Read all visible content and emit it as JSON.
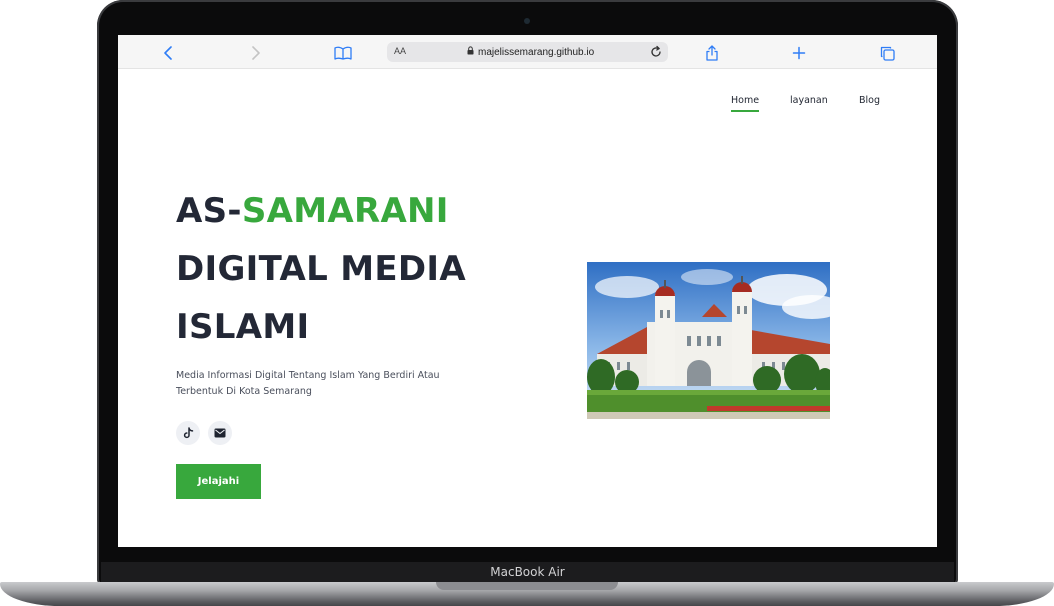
{
  "device": {
    "label": "MacBook Air"
  },
  "browser": {
    "text_size_label": "AA",
    "url": "majelissemarang.github.io",
    "icons": [
      "back-chevron",
      "forward-chevron",
      "book-open",
      "lock",
      "reload",
      "share",
      "plus",
      "tabs"
    ]
  },
  "nav": {
    "items": [
      {
        "label": "Home",
        "active": true
      },
      {
        "label": "layanan",
        "active": false
      },
      {
        "label": "Blog",
        "active": false
      }
    ]
  },
  "hero": {
    "title_prefix": "AS-",
    "title_accent": "SAMARANI",
    "title_line2": "DIGITAL MEDIA",
    "title_line3": "ISLAMI",
    "description": "Media Informasi Digital Tentang Islam Yang Berdiri Atau Terbentuk Di Kota Semarang",
    "socials": [
      "tiktok-icon",
      "mail-icon"
    ],
    "cta_label": "Jelajahi",
    "image_subject": "Lawang Sewu building, Semarang"
  },
  "colors": {
    "accent": "#38a83d",
    "heading": "#232836",
    "link_blue": "#2f7df6"
  }
}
—————
# [EXERCISE TASK]
Nothing but the pictures may be dropped; output the records above exactly.

# [WRITTEN SOLUTION]
Read all visible content and emit it as JSON.
{
  "device": {
    "label": "MacBook Air"
  },
  "browser": {
    "text_size_label": "AA",
    "url": "majelissemarang.github.io",
    "icons": [
      "back-chevron",
      "forward-chevron",
      "book-open",
      "lock",
      "reload",
      "share",
      "plus",
      "tabs"
    ]
  },
  "nav": {
    "items": [
      {
        "label": "Home",
        "active": true
      },
      {
        "label": "layanan",
        "active": false
      },
      {
        "label": "Blog",
        "active": false
      }
    ]
  },
  "hero": {
    "title_prefix": "AS-",
    "title_accent": "SAMARANI",
    "title_line2": "DIGITAL MEDIA",
    "title_line3": "ISLAMI",
    "description": "Media Informasi Digital Tentang Islam Yang Berdiri Atau Terbentuk Di Kota Semarang",
    "socials": [
      "tiktok-icon",
      "mail-icon"
    ],
    "cta_label": "Jelajahi",
    "image_subject": "Lawang Sewu building, Semarang"
  },
  "colors": {
    "accent": "#38a83d",
    "heading": "#232836",
    "link_blue": "#2f7df6"
  }
}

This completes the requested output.